==== Given data

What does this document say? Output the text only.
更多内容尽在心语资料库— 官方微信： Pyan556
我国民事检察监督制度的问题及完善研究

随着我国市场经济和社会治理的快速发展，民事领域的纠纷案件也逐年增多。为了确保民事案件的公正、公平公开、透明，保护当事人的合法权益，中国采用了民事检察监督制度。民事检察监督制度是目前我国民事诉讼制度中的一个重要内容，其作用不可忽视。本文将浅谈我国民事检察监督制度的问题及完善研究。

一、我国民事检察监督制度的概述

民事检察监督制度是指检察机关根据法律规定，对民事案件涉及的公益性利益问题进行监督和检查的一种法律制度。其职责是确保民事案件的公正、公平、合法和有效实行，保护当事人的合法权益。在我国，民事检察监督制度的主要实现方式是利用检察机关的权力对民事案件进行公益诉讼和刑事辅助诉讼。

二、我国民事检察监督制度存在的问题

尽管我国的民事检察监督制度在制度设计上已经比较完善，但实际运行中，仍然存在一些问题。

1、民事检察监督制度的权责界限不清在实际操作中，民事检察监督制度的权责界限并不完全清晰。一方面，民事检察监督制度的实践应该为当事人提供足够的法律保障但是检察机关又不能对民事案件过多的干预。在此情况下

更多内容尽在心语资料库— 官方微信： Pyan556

========

▸ **Exercise task**: Track down every line with the word "保护当事人的合法权益" and copy it.

▸ **Result of this task**:
随着我国市场经济和社会治理的快速发展，民事领域的纠纷案件也逐年增多。为了确保民事案件的公正、公平公开、透明，保护当事人的合法权益，中国采用了民事检察监督制度。民事检察监督制度是目前我国民事诉讼制度中的一个重要内容，其作用不可忽视。本文将浅谈我国民事检察监督制度的问题及完善研究。
民事检察监督制度是指检察机关根据法律规定，对民事案件涉及的公益性利益问题进行监督和检查的一种法律制度。其职责是确保民事案件的公正、公平、合法和有效实行，保护当事人的合法权益。在我国，民事检察监督制度的主要实现方式是利用检察机关的权力对民事案件进行公益诉讼和刑事辅助诉讼。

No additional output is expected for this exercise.